• _STATED EXERCISE_:
Take every line where the string "JSON" appears and copy it.

-- Start of MATERIAL TO PROCESS --

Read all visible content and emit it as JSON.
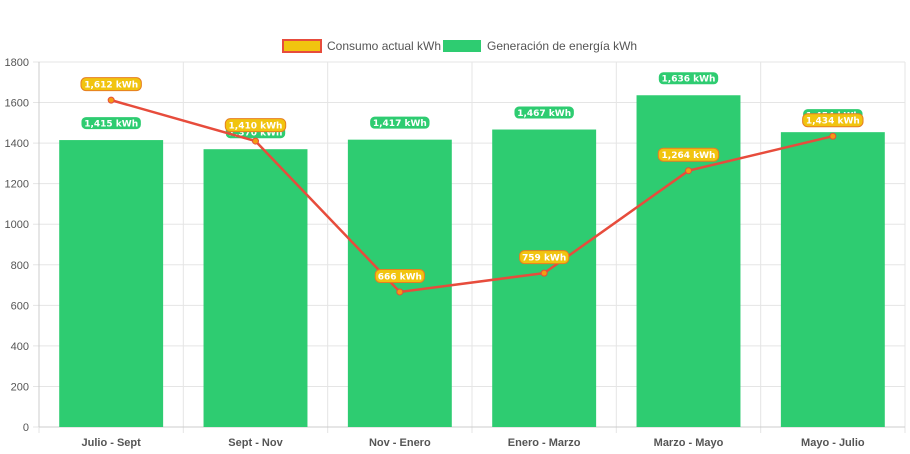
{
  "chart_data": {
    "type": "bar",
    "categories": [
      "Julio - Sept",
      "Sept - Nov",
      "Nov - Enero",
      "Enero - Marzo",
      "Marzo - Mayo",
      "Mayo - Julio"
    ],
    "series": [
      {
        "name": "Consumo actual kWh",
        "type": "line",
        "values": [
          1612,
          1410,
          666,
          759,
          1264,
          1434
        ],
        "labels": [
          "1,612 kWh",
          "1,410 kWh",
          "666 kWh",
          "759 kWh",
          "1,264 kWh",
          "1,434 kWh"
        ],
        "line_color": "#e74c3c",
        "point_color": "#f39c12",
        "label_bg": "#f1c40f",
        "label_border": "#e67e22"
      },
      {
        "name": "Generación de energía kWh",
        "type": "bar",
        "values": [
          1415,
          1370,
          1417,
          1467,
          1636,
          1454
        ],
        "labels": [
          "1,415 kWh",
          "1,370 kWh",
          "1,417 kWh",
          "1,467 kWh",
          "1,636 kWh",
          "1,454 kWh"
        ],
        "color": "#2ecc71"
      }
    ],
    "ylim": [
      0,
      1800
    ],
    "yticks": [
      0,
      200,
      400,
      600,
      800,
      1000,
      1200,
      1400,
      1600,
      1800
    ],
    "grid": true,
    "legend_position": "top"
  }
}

-- End of MATERIAL TO PROCESS --
-- Start of MATERIAL TO PROCESS --

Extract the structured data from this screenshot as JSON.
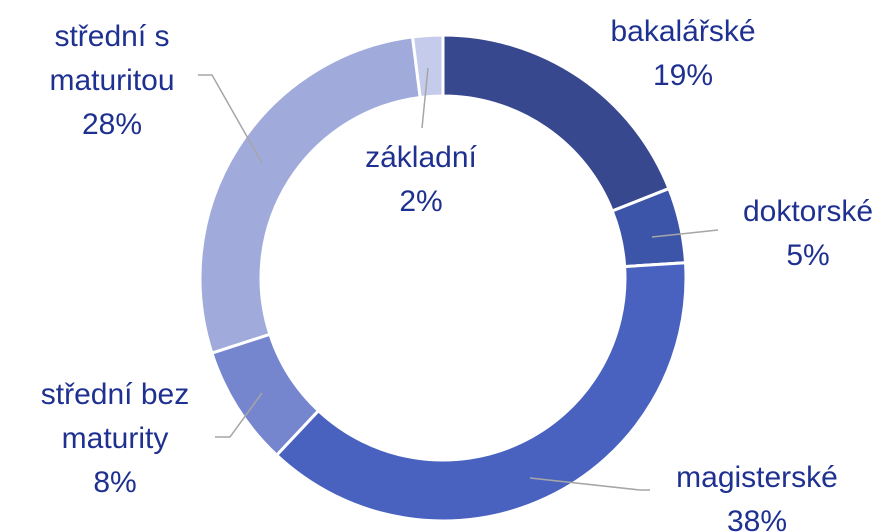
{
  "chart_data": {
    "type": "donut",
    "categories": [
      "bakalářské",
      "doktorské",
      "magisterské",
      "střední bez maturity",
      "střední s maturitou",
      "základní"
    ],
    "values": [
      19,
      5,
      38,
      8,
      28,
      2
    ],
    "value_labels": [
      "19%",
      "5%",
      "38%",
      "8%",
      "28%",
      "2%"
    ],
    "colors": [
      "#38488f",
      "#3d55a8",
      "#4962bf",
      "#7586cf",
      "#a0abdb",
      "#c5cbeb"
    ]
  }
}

-- End of MATERIAL TO PROCESS --

• _THE RESULT_:
Read all visible content and emit it as JSON.
Extract the structured data from this screenshot as JSON.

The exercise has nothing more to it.